Latest comment: 2 years ago13 comments2 people in discussion
The following discussion is closed. Please do not modify it. Subsequent comments should be made on the appropriate discussion page. No further edits should be made to this discussion.
"Yes, Virginia, there is a Santa Claus" is a line from an editorial called "Is There a Santa Claus?". The editorial appeared in The Sun on September 21, 1897, and has since become one of the most famous editorials ever published.
to
"Yes, Virginia, there is a Santa Claus" is a line from an editorial which appeared in The Sun on September 21, 1897, titled: "Is There a Santa Claus?". It has since become one of the most famous editorials ever published.
Randy Kryn revised the first sentence-- I don't know if I like the switch from "it has sense become" to "became" and it feels a little run-on now-- what do you think about this change?
Honestly not sure what "christmas folklore' is, so rephrased.
vituperation page is a cross-project redirect to Wiktionary. How about linking the word directly to Wiktionary?
Done
Just a minor suggestion to right align the portrait of Francis Pharcellus Church, as him facing left distracts the reader (at-least me)

——

* List of tasks *
1. Answer these questions from the discussion of the "Yes, Virginia" editorial:
(a) On what date did the editorial appear in The Sun?
(b) What does the discussion say the vituperation page is?
(c) Whose portrait does the final comment suggest aligning to the right?
2. Continue the discussion of the "Yes, Virginia" editorial with the next comment after the suggestion about the portrait.
The entries that come next are separate material and have no connection to the discussion of the "Yes, Virginia" editorial.

* Records *
——

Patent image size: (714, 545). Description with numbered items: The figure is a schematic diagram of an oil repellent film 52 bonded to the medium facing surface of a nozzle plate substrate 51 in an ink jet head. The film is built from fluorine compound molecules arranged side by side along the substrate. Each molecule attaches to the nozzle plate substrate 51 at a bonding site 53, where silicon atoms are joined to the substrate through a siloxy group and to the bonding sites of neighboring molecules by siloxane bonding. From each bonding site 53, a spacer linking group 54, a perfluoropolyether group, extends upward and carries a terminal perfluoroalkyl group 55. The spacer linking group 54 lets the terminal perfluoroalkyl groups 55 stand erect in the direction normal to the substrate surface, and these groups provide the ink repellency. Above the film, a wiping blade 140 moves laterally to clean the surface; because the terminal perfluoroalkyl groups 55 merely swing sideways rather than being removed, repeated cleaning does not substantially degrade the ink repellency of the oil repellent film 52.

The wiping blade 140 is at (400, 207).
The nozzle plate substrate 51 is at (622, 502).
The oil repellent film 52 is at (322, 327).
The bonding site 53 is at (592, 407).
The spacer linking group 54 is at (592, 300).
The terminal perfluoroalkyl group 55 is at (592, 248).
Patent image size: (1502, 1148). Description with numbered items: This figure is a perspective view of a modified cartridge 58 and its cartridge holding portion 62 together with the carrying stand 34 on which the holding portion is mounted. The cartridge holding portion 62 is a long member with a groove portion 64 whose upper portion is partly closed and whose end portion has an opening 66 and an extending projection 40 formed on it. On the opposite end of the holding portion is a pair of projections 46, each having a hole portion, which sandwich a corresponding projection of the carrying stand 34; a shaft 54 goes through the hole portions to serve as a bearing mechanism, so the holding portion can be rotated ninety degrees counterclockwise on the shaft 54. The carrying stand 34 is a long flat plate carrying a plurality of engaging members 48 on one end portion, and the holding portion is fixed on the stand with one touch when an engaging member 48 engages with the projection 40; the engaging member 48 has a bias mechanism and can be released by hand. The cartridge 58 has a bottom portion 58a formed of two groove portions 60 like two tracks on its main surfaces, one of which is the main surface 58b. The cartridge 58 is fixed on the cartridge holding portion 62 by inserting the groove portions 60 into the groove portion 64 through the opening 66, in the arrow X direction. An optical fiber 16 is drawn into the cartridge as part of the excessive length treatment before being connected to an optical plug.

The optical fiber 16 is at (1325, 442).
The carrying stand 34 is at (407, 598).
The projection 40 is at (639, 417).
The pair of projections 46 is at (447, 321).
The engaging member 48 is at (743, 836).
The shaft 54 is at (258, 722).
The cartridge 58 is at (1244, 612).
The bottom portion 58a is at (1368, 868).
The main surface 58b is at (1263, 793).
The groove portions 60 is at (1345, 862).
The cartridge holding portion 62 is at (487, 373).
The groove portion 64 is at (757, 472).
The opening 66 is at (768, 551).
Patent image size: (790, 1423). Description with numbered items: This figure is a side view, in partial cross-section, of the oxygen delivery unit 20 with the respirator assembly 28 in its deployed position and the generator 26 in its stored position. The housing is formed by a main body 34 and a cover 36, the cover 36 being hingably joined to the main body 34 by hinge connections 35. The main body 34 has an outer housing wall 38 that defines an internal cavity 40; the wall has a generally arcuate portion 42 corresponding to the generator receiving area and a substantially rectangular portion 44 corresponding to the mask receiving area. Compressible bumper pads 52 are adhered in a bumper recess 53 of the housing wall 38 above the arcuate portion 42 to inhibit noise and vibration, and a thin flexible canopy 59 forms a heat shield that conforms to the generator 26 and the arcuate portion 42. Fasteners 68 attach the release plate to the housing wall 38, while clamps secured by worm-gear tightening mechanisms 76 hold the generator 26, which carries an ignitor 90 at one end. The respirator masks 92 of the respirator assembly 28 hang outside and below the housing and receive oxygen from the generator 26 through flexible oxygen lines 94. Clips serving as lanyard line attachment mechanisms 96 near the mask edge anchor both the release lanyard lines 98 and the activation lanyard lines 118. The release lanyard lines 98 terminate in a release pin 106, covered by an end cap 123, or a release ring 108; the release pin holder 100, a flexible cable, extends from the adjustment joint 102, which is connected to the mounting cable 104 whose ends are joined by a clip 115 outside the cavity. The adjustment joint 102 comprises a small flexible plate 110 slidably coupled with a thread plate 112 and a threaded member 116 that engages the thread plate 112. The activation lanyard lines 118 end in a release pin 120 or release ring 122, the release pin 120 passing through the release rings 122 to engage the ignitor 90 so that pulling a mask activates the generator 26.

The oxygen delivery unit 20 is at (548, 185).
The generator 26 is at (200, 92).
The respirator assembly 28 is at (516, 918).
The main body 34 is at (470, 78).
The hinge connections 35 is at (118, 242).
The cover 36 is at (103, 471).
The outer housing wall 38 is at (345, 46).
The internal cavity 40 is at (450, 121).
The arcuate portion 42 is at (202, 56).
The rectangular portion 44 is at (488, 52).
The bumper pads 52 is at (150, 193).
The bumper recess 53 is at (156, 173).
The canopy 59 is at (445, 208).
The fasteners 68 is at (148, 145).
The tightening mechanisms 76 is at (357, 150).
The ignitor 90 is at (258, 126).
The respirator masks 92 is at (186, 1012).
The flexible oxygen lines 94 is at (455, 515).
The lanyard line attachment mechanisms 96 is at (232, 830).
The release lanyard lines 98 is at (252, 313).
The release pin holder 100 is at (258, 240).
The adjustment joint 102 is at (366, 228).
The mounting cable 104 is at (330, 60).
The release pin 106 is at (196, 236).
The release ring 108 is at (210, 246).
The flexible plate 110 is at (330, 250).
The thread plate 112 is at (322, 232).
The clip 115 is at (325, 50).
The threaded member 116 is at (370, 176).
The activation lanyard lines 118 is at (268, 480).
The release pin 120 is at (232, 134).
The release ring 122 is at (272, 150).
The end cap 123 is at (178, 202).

——

* Task responses *
1.
(a) September 21, 1897
(b) A cross-project redirect to Wiktionary
(c) Francis Pharcellus Church

2.
Done By Randy
"forgot about it." — shouldn't full-stop be outside the quotes?
No because per MOS:LQ, "Include terminal punctuation within the quotation marks only if it was present in the original material"-- in this case, the source has the full stop. I just checked to be sure.
s the first editorial. on December 23 — erroneous full-stop?
yes
in a TV — suggestion to write it as "television"
Sure
Why isn't "Virginia O'Hanlon" section in the "Background" section?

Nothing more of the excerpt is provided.